--- Stated task ---
Quote the listing below in its entirety, omitting every image.

#### Supplied material

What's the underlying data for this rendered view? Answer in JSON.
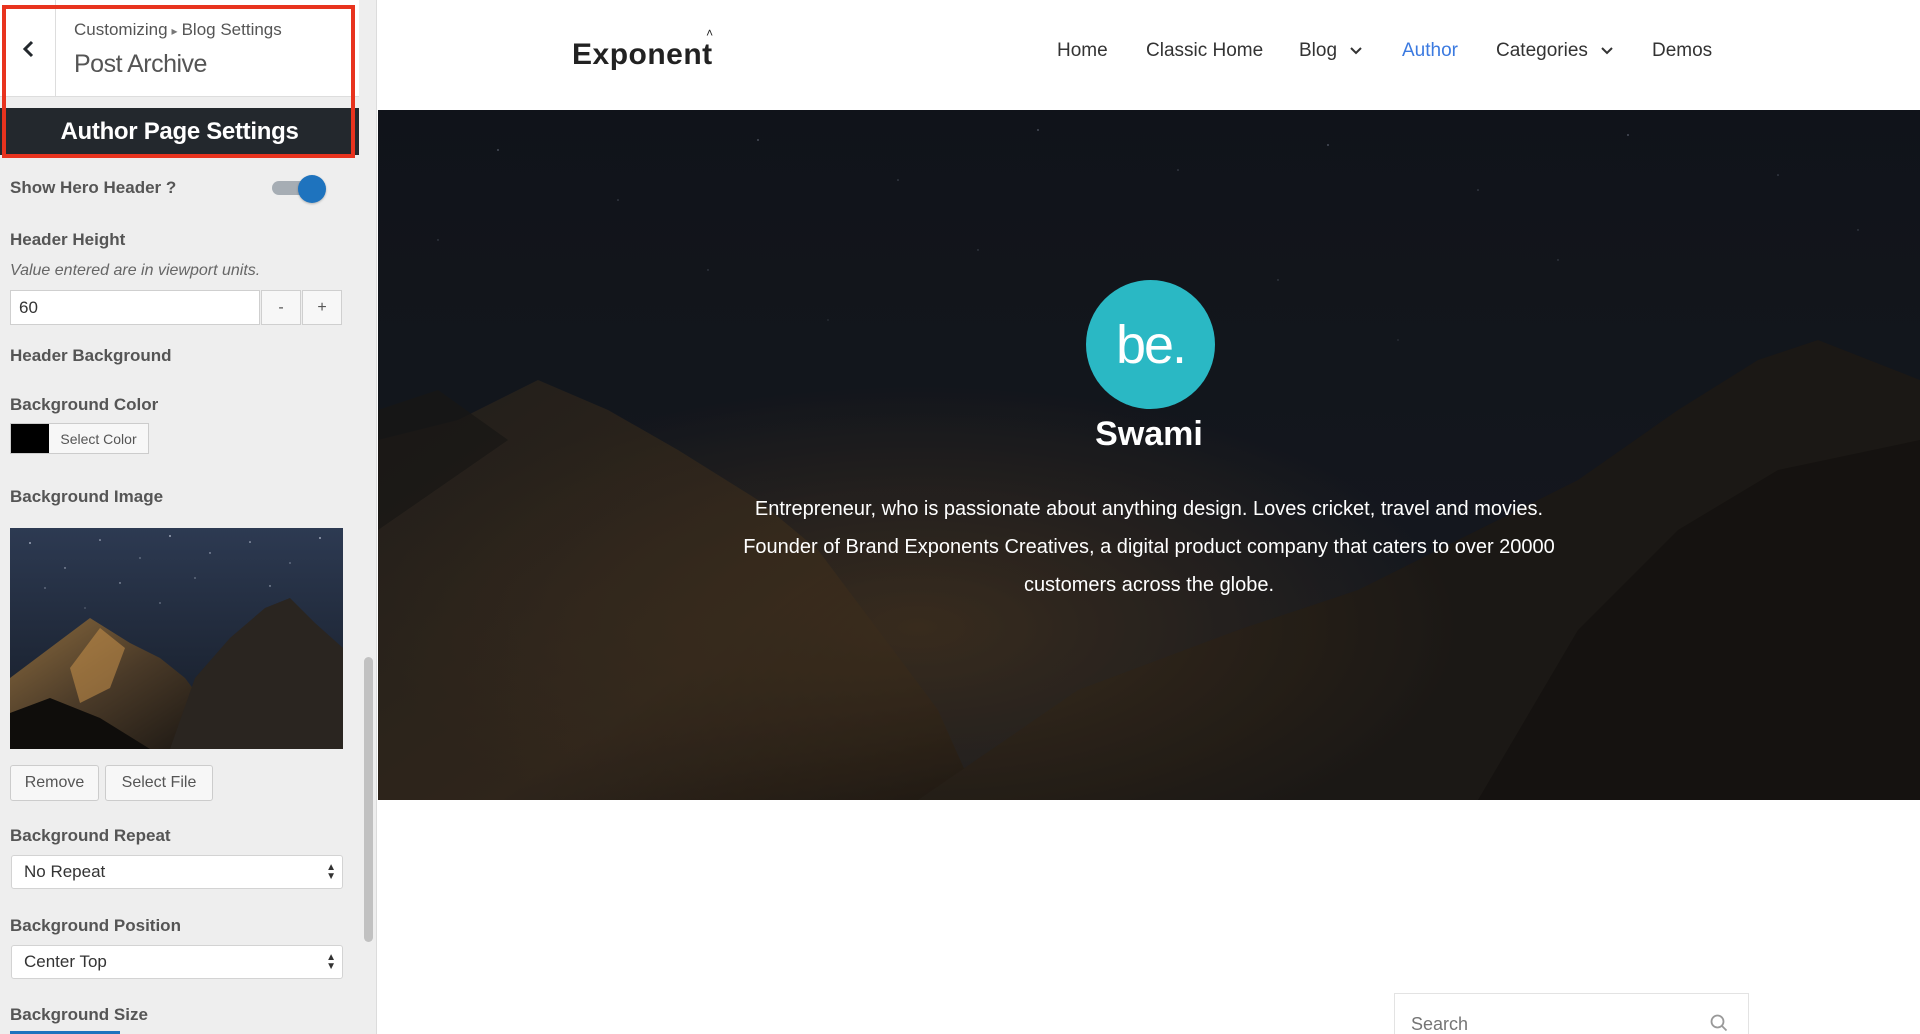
{
  "customizer": {
    "breadcrumb_root": "Customizing",
    "breadcrumb_separator": "▸",
    "breadcrumb_parent": "Blog Settings",
    "section_title": "Post Archive",
    "panel_title": "Author Page Settings",
    "highlight_color": "#e8331e",
    "controls": {
      "show_hero_header": {
        "label": "Show Hero Header ?",
        "enabled": true
      },
      "header_height": {
        "label": "Header Height",
        "description": "Value entered are in viewport units.",
        "value": "60",
        "decrement_label": "-",
        "increment_label": "+"
      },
      "header_background": {
        "label": "Header Background"
      },
      "background_color": {
        "label": "Background Color",
        "value": "#000000",
        "button_label": "Select Color"
      },
      "background_image": {
        "label": "Background Image",
        "remove_label": "Remove",
        "select_label": "Select File"
      },
      "background_repeat": {
        "label": "Background Repeat",
        "value": "No Repeat"
      },
      "background_position": {
        "label": "Background Position",
        "value": "Center Top"
      },
      "background_size": {
        "label": "Background Size"
      }
    }
  },
  "site": {
    "logo": "Exponent",
    "logo_mark": "˄",
    "nav": {
      "home": "Home",
      "classic_home": "Classic Home",
      "blog": "Blog",
      "author": "Author",
      "categories": "Categories",
      "demos": "Demos"
    },
    "active_nav": "Author",
    "accent_color": "#3b7ae0",
    "hero": {
      "avatar_text": "be.",
      "avatar_color": "#2ab8c4",
      "author_name": "Swami",
      "bio_line1": "Entrepreneur, who is passionate about anything design. Loves cricket, travel and movies.",
      "bio_line2": "Founder of Brand Exponents Creatives, a digital product company that caters to over 20000",
      "bio_line3": "customers across the globe."
    },
    "search": {
      "placeholder": "Search",
      "icon": "search-icon"
    }
  }
}
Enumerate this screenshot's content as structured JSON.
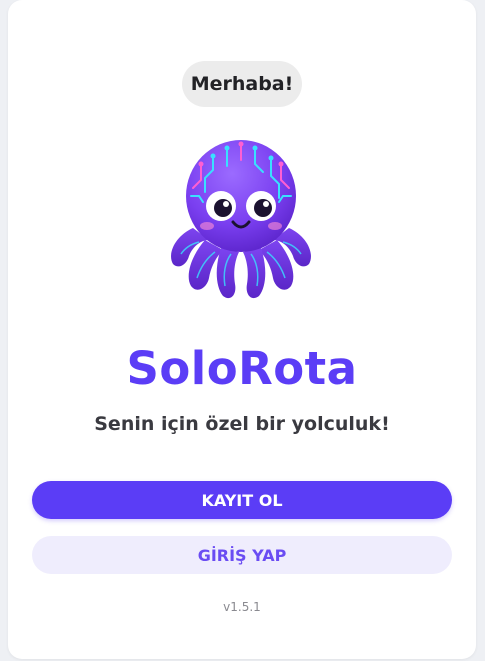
{
  "greeting": "Merhaba!",
  "app_name": "SoloRota",
  "tagline": "Senin için özel bir yolculuk!",
  "buttons": {
    "register": "KAYIT OL",
    "login": "GİRİŞ YAP"
  },
  "version": "v1.5.1",
  "icons": {
    "mascot": "octopus-mascot-icon"
  },
  "colors": {
    "brand": "#5b3df6",
    "secondary_button_bg": "#efedfd",
    "background": "#ffffff"
  }
}
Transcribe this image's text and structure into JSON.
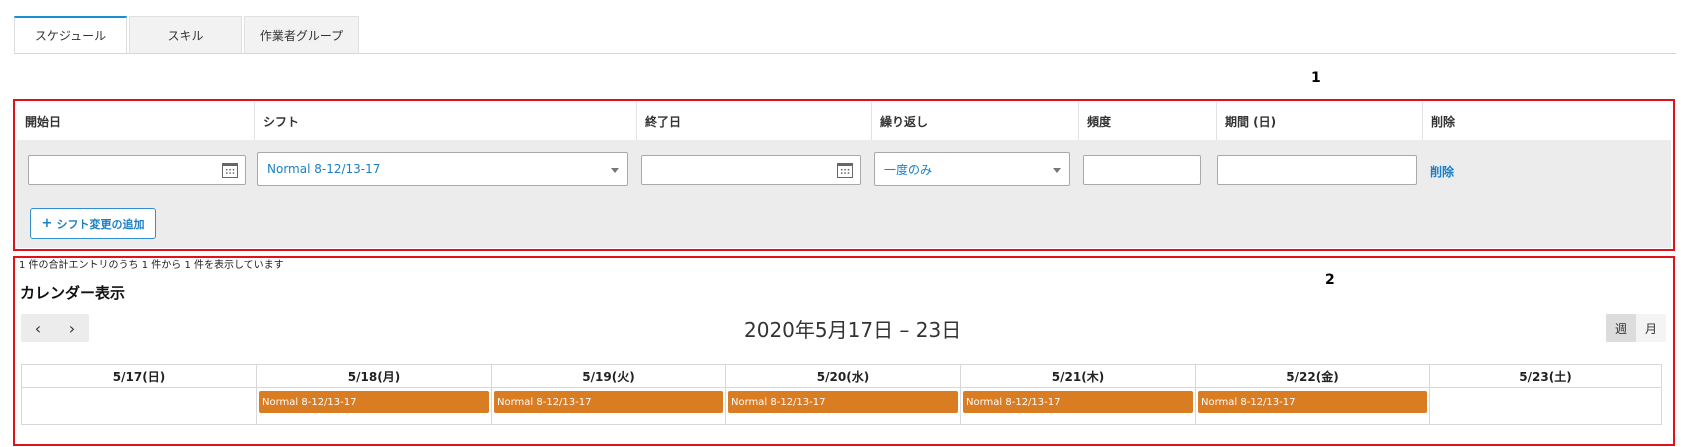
{
  "tabs": [
    {
      "label": "スケジュール",
      "active": true
    },
    {
      "label": "スキル",
      "active": false
    },
    {
      "label": "作業者グループ",
      "active": false
    }
  ],
  "markers": {
    "one": "1",
    "two": "2"
  },
  "shift_table": {
    "headers": {
      "start_date": "開始日",
      "shift": "シフト",
      "end_date": "終了日",
      "repeat": "繰り返し",
      "frequency": "頻度",
      "period": "期間 (日)",
      "delete": "削除"
    },
    "row": {
      "start_date": "",
      "shift": "Normal 8-12/13-17",
      "end_date": "",
      "repeat": "一度のみ",
      "frequency": "",
      "period": "",
      "delete_link": "削除"
    },
    "add_button": "シフト変更の追加"
  },
  "entry_info": "1 件の合計エントリのうち 1 件から 1 件を表示しています",
  "calendar": {
    "title": "カレンダー表示",
    "prev_icon": "‹",
    "next_icon": "›",
    "range": "2020年5月17日 – 23日",
    "views": [
      {
        "label": "週",
        "active": true
      },
      {
        "label": "月",
        "active": false
      }
    ],
    "days": [
      {
        "label": "5/17(日)",
        "event": ""
      },
      {
        "label": "5/18(月)",
        "event": "Normal 8-12/13-17"
      },
      {
        "label": "5/19(火)",
        "event": "Normal 8-12/13-17"
      },
      {
        "label": "5/20(水)",
        "event": "Normal 8-12/13-17"
      },
      {
        "label": "5/21(木)",
        "event": "Normal 8-12/13-17"
      },
      {
        "label": "5/22(金)",
        "event": "Normal 8-12/13-17"
      },
      {
        "label": "5/23(土)",
        "event": ""
      }
    ],
    "event_color": "#d97c22"
  },
  "colors": {
    "accent": "#1a7fc4",
    "highlight_border": "#e0121b"
  }
}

########

--- Exercise response ---
What's the underlying data for this rendered view? Answer in JSON.
{
  "customizer": {
    "breadcrumb_root": "Customizing",
    "breadcrumb_separator": "▸",
    "breadcrumb_parent": "Blog Settings",
    "section_title": "Post Archive",
    "panel_title": "Author Page Settings",
    "highlight_color": "#e8331e",
    "controls": {
      "show_hero_header": {
        "label": "Show Hero Header ?",
        "enabled": true
      },
      "header_height": {
        "label": "Header Height",
        "description": "Value entered are in viewport units.",
        "value": "60",
        "decrement_label": "-",
        "increment_label": "+"
      },
      "header_background": {
        "label": "Header Background"
      },
      "background_color": {
        "label": "Background Color",
        "value": "#000000",
        "button_label": "Select Color"
      },
      "background_image": {
        "label": "Background Image",
        "remove_label": "Remove",
        "select_label": "Select File"
      },
      "background_repeat": {
        "label": "Background Repeat",
        "value": "No Repeat"
      },
      "background_position": {
        "label": "Background Position",
        "value": "Center Top"
      },
      "background_size": {
        "label": "Background Size"
      }
    }
  },
  "site": {
    "logo": "Exponent",
    "logo_mark": "˄",
    "nav": {
      "home": "Home",
      "classic_home": "Classic Home",
      "blog": "Blog",
      "author": "Author",
      "categories": "Categories",
      "demos": "Demos"
    },
    "active_nav": "Author",
    "accent_color": "#3b7ae0",
    "hero": {
      "avatar_text": "be.",
      "avatar_color": "#2ab8c4",
      "author_name": "Swami",
      "bio_line1": "Entrepreneur, who is passionate about anything design. Loves cricket, travel and movies.",
      "bio_line2": "Founder of Brand Exponents Creatives, a digital product company that caters to over 20000",
      "bio_line3": "customers across the globe."
    },
    "search": {
      "placeholder": "Search",
      "icon": "search-icon"
    }
  }
}
Enumerate this screenshot's content as structured JSON.
{
  "greeting": "Merhaba!",
  "app_name": "SoloRota",
  "tagline": "Senin için özel bir yolculuk!",
  "buttons": {
    "register": "KAYIT OL",
    "login": "GİRİŞ YAP"
  },
  "version": "v1.5.1",
  "icons": {
    "mascot": "octopus-mascot-icon"
  },
  "colors": {
    "brand": "#5b3df6",
    "secondary_button_bg": "#efedfd",
    "background": "#ffffff"
  }
}
Transcribe this image's text and structure into JSON.
{
  "tabs": [
    {
      "label": "スケジュール",
      "active": true
    },
    {
      "label": "スキル",
      "active": false
    },
    {
      "label": "作業者グループ",
      "active": false
    }
  ],
  "markers": {
    "one": "1",
    "two": "2"
  },
  "shift_table": {
    "headers": {
      "start_date": "開始日",
      "shift": "シフト",
      "end_date": "終了日",
      "repeat": "繰り返し",
      "frequency": "頻度",
      "period": "期間 (日)",
      "delete": "削除"
    },
    "row": {
      "start_date": "",
      "shift": "Normal 8-12/13-17",
      "end_date": "",
      "repeat": "一度のみ",
      "frequency": "",
      "period": "",
      "delete_link": "削除"
    },
    "add_button": "シフト変更の追加"
  },
  "entry_info": "1 件の合計エントリのうち 1 件から 1 件を表示しています",
  "calendar": {
    "title": "カレンダー表示",
    "prev_icon": "‹",
    "next_icon": "›",
    "range": "2020年5月17日 – 23日",
    "views": [
      {
        "label": "週",
        "active": true
      },
      {
        "label": "月",
        "active": false
      }
    ],
    "days": [
      {
        "label": "5/17(日)",
        "event": ""
      },
      {
        "label": "5/18(月)",
        "event": "Normal 8-12/13-17"
      },
      {
        "label": "5/19(火)",
        "event": "Normal 8-12/13-17"
      },
      {
        "label": "5/20(水)",
        "event": "Normal 8-12/13-17"
      },
      {
        "label": "5/21(木)",
        "event": "Normal 8-12/13-17"
      },
      {
        "label": "5/22(金)",
        "event": "Normal 8-12/13-17"
      },
      {
        "label": "5/23(土)",
        "event": ""
      }
    ],
    "event_color": "#d97c22"
  },
  "colors": {
    "accent": "#1a7fc4",
    "highlight_border": "#e0121b"
  }
}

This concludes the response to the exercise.